L’obligation dans laquelle se trouve le contribuable d’apporter une forme de preuve négative aurait pu, si cette exigence avait été appliquée sans discernement, en exigeant du contribuable qu’il apporte ab initio une preuve complète et irréfutable de l’absence d’incidence fiscale en France d’une implantation dans un Etat à régime fiscal privilégié, priver d’une bonne partie de sa portée l’interprétation favorable aux contribuables de la clause générale retenue par le Conseil d’État. Cela se serait en effet apparenté à un exercice impossible.

Le juge administratif, dans la mise en œuvre de son obligation de contrôle de la preuve, a suivi le principe souligné par Pierre Collin dans ses conclusions sous la décision Sonepar (CE, 2 février 2012, n°351600). L’important est « que le contribuable puisse aisément renverser la présomption d’évasion fiscale instituée par le texte ». Ce principe conduit donc à exiger du contribuable qu’il apporte simplement de premiers éléments suffisamment sérieux.

■ INFORMATIONS EXTRAITES ■

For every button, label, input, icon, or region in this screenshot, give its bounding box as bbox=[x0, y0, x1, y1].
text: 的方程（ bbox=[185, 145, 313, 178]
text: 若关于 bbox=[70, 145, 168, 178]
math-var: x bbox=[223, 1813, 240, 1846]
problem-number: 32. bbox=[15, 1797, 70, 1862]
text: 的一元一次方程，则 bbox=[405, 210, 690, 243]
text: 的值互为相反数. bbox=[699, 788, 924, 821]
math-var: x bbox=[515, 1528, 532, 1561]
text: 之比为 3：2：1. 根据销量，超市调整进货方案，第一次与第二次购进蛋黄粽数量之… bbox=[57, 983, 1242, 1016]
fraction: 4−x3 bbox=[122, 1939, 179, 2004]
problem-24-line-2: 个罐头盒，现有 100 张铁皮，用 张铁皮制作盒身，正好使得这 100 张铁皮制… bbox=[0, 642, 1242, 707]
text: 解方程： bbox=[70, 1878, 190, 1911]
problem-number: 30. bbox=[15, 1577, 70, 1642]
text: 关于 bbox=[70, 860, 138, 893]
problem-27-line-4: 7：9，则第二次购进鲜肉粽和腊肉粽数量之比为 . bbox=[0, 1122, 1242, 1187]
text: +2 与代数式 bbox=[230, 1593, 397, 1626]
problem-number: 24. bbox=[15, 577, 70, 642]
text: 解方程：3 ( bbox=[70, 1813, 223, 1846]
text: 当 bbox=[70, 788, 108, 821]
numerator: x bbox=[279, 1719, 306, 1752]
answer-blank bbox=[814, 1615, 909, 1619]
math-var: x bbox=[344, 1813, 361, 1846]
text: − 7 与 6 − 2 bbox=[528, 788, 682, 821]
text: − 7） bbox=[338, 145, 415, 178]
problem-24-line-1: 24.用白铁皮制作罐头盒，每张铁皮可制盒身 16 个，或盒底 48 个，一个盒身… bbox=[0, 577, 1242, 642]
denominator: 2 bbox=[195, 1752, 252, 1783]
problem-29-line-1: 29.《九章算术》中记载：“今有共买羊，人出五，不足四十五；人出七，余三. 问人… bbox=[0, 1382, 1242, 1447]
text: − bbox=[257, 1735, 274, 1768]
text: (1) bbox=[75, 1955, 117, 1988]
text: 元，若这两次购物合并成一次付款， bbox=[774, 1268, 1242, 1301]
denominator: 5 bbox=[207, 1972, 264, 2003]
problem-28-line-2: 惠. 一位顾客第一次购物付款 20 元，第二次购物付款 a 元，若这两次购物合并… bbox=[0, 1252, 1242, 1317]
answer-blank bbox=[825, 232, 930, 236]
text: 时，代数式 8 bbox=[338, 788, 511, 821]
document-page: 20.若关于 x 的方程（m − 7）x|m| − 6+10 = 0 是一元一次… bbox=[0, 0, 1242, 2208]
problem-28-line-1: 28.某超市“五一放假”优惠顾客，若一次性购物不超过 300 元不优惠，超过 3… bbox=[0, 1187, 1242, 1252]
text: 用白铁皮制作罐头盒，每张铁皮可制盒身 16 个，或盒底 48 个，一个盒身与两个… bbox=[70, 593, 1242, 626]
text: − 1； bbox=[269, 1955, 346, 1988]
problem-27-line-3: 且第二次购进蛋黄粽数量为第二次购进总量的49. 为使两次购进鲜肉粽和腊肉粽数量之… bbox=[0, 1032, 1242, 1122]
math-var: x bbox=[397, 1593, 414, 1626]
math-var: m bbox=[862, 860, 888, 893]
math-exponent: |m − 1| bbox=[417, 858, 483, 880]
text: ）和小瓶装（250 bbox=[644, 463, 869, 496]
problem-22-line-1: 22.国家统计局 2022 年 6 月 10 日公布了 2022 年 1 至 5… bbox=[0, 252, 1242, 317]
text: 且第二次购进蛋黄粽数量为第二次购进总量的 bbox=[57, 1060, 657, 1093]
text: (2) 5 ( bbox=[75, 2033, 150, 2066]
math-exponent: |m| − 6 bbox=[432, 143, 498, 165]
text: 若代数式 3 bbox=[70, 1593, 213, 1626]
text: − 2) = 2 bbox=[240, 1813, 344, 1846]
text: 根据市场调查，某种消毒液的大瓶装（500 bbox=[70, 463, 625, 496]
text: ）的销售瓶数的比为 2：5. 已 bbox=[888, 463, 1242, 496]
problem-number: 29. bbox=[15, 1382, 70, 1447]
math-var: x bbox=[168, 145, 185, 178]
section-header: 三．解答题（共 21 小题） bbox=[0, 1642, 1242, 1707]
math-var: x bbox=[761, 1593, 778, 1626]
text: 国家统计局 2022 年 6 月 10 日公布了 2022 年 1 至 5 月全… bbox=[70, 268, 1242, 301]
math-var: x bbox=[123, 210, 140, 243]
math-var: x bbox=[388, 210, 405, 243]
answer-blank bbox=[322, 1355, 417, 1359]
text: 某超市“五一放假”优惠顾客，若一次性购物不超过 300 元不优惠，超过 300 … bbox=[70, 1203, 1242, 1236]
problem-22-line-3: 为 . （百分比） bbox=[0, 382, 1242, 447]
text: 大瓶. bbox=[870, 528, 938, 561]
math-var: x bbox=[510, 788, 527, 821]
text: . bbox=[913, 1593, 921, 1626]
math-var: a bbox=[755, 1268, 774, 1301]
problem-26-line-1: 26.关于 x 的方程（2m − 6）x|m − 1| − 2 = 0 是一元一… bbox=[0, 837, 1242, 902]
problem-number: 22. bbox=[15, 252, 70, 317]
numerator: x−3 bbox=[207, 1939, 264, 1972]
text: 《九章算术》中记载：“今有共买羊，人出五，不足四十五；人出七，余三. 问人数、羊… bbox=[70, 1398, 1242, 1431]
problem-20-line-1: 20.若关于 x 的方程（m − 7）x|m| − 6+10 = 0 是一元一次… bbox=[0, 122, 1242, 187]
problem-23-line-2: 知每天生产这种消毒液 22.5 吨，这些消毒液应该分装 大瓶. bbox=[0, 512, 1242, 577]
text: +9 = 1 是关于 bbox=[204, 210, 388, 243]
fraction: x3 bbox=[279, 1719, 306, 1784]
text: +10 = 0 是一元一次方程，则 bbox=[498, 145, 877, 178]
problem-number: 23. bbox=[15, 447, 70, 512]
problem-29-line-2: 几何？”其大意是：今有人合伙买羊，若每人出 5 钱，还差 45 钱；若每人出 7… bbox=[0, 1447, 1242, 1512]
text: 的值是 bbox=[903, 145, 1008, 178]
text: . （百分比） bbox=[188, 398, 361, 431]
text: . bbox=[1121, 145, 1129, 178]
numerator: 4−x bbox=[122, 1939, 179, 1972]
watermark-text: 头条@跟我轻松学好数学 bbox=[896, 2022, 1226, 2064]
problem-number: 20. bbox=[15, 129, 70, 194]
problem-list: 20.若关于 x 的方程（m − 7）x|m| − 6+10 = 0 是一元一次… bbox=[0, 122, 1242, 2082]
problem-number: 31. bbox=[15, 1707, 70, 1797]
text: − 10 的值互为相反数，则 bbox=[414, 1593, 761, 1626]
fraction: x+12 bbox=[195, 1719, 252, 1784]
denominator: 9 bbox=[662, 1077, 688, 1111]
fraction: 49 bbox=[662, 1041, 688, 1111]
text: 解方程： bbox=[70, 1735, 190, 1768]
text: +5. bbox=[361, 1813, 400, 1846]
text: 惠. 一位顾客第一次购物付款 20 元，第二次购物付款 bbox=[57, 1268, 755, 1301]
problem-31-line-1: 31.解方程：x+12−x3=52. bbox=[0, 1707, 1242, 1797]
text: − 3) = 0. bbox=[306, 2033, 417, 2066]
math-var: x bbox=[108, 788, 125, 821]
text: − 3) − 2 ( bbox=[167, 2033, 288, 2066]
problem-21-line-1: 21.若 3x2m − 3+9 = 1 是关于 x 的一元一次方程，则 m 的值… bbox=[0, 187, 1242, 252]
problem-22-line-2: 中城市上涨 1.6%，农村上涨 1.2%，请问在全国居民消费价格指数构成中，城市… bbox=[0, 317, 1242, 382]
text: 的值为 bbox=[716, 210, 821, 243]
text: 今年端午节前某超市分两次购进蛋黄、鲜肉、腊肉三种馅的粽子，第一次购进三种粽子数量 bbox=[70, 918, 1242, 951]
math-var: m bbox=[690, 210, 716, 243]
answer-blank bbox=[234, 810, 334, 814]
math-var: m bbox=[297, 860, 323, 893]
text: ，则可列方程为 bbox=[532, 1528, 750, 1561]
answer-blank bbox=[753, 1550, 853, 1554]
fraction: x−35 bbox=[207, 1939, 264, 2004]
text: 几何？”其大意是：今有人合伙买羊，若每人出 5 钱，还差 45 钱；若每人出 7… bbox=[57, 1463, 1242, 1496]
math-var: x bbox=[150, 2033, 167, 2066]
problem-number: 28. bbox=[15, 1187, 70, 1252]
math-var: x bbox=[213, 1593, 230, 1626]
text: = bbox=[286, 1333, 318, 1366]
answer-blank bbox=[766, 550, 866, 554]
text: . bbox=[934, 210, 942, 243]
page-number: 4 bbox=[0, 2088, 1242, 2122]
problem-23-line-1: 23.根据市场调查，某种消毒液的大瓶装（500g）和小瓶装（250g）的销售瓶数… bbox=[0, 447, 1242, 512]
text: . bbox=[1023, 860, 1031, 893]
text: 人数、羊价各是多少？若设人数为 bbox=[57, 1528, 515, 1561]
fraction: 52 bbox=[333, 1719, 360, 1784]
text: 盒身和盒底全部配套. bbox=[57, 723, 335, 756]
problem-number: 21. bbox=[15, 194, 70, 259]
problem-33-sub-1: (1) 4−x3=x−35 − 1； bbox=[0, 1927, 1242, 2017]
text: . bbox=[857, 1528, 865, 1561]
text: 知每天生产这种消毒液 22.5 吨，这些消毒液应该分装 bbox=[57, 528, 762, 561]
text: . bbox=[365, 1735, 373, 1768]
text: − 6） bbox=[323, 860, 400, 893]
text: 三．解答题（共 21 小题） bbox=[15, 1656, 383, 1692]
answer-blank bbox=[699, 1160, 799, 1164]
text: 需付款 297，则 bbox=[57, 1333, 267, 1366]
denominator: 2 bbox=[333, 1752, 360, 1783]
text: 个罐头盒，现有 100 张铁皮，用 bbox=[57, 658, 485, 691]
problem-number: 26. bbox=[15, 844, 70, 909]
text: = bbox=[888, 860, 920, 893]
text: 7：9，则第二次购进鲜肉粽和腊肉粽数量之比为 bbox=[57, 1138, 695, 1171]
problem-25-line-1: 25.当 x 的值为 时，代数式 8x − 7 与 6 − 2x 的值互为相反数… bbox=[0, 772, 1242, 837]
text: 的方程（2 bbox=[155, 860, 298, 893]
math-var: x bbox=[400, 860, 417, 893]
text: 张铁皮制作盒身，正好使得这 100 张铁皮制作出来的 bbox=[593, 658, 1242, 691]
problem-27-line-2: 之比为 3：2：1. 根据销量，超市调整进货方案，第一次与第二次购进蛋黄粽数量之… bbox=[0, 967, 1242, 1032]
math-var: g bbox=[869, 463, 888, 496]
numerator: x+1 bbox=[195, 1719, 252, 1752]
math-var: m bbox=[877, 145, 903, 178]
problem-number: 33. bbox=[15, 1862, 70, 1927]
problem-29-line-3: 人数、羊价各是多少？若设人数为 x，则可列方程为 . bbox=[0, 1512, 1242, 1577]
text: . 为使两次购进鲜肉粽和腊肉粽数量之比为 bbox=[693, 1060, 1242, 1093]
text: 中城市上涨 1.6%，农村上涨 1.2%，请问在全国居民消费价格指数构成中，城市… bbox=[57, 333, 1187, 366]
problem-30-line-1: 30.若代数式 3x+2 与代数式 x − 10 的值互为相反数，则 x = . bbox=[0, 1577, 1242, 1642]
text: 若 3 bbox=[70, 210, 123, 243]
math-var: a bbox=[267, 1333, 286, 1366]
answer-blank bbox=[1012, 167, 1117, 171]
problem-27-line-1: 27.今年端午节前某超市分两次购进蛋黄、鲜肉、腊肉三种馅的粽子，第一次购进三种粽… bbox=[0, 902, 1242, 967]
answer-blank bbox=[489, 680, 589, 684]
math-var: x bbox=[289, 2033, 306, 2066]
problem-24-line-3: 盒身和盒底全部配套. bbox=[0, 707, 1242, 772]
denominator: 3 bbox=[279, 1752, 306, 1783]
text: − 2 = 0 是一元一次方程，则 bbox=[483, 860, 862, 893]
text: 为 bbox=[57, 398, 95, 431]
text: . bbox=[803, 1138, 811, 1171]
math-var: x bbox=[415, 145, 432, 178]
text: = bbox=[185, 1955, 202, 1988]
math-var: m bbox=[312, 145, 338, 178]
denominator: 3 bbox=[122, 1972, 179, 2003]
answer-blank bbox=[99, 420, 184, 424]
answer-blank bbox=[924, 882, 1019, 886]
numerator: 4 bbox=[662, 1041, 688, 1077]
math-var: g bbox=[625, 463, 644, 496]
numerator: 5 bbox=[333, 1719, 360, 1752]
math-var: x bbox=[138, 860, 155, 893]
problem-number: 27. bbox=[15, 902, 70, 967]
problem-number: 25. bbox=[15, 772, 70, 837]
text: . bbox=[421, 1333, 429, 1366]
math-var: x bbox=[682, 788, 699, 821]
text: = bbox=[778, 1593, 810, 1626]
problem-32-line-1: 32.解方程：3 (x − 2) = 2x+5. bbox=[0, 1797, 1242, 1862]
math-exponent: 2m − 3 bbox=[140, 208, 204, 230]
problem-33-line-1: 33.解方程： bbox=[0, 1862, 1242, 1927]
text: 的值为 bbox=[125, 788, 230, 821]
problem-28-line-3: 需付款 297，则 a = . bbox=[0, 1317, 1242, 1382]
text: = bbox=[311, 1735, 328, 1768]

■ CONSIGNES ■
A. Indiquez si chacun des énoncés suivants concorde avec l'extrait choisi, en répondant par oui ou non et en citant les mots décisifs de l'extrait : (i) Pierre Collin a présenté des conclusions sous la décision Sonepar ; (ii) le contribuable doit fournir d'emblée une preuve complète et irréfutable ; (iii) la décision Sonepar a été rendue le 2 février 2012.
B. D'après l'extrait choisi, à quoi aurait été assimilée l'exigence d'une preuve complète et irréfutable apportée ab initio par le contribuable ?

■ CORRIGÉS ■
A.
(i) Oui : « le principe souligné par Pierre Collin dans ses conclusions sous la décision Sonepar ».
(ii) Non : « exiger du contribuable qu’il apporte simplement de premiers éléments suffisamment sérieux ».
(iii) Oui : « CE, 2 février 2012, n°351600 ».

B. À un exercice impossible.